GIVEN REQUEST:
Give the listing again in full, exactly as written.

RECORDS PROVIDED:
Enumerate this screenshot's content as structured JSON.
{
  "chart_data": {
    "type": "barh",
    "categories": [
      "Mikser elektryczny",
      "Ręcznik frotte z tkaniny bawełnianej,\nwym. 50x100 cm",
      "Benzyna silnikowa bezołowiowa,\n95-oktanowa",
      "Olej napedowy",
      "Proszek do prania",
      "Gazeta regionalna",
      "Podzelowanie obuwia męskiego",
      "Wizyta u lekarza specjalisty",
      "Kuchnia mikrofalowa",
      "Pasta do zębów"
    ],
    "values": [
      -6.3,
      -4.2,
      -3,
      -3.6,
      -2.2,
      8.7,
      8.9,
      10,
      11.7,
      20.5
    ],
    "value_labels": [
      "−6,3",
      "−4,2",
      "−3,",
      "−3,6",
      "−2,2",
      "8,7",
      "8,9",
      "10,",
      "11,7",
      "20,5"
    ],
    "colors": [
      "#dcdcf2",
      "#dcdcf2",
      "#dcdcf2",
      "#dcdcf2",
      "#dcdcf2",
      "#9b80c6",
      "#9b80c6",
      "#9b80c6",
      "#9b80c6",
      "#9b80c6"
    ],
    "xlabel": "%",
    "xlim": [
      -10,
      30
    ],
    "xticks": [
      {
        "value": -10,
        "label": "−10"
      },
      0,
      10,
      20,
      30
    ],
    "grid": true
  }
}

FINAL RESULT:
Enumerate this screenshot's content as structured JSON.
{
  "chart_data": {
    "type": "barh",
    "categories": [
      "Mikser elektryczny",
      "Ręcznik frotte z tkaniny bawełnianej,\nwym. 50x100 cm",
      "Benzyna silnikowa bezołowiowa,\n95-oktanowa",
      "Olej napedowy",
      "Proszek do prania",
      "Gazeta regionalna",
      "Podzelowanie obuwia męskiego",
      "Wizyta u lekarza specjalisty",
      "Kuchnia mikrofalowa",
      "Pasta do zębów"
    ],
    "values": [
      -6.3,
      -4.2,
      -3,
      -3.6,
      -2.2,
      8.7,
      8.9,
      10,
      11.7,
      20.5
    ],
    "value_labels": [
      "−6,3",
      "−4,2",
      "−3,",
      "−3,6",
      "−2,2",
      "8,7",
      "8,9",
      "10,",
      "11,7",
      "20,5"
    ],
    "colors": [
      "#dcdcf2",
      "#dcdcf2",
      "#dcdcf2",
      "#dcdcf2",
      "#dcdcf2",
      "#9b80c6",
      "#9b80c6",
      "#9b80c6",
      "#9b80c6",
      "#9b80c6"
    ],
    "xlabel": "%",
    "xlim": [
      -10,
      30
    ],
    "xticks": [
      {
        "value": -10,
        "label": "−10"
      },
      0,
      10,
      20,
      30
    ],
    "grid": true
  }
}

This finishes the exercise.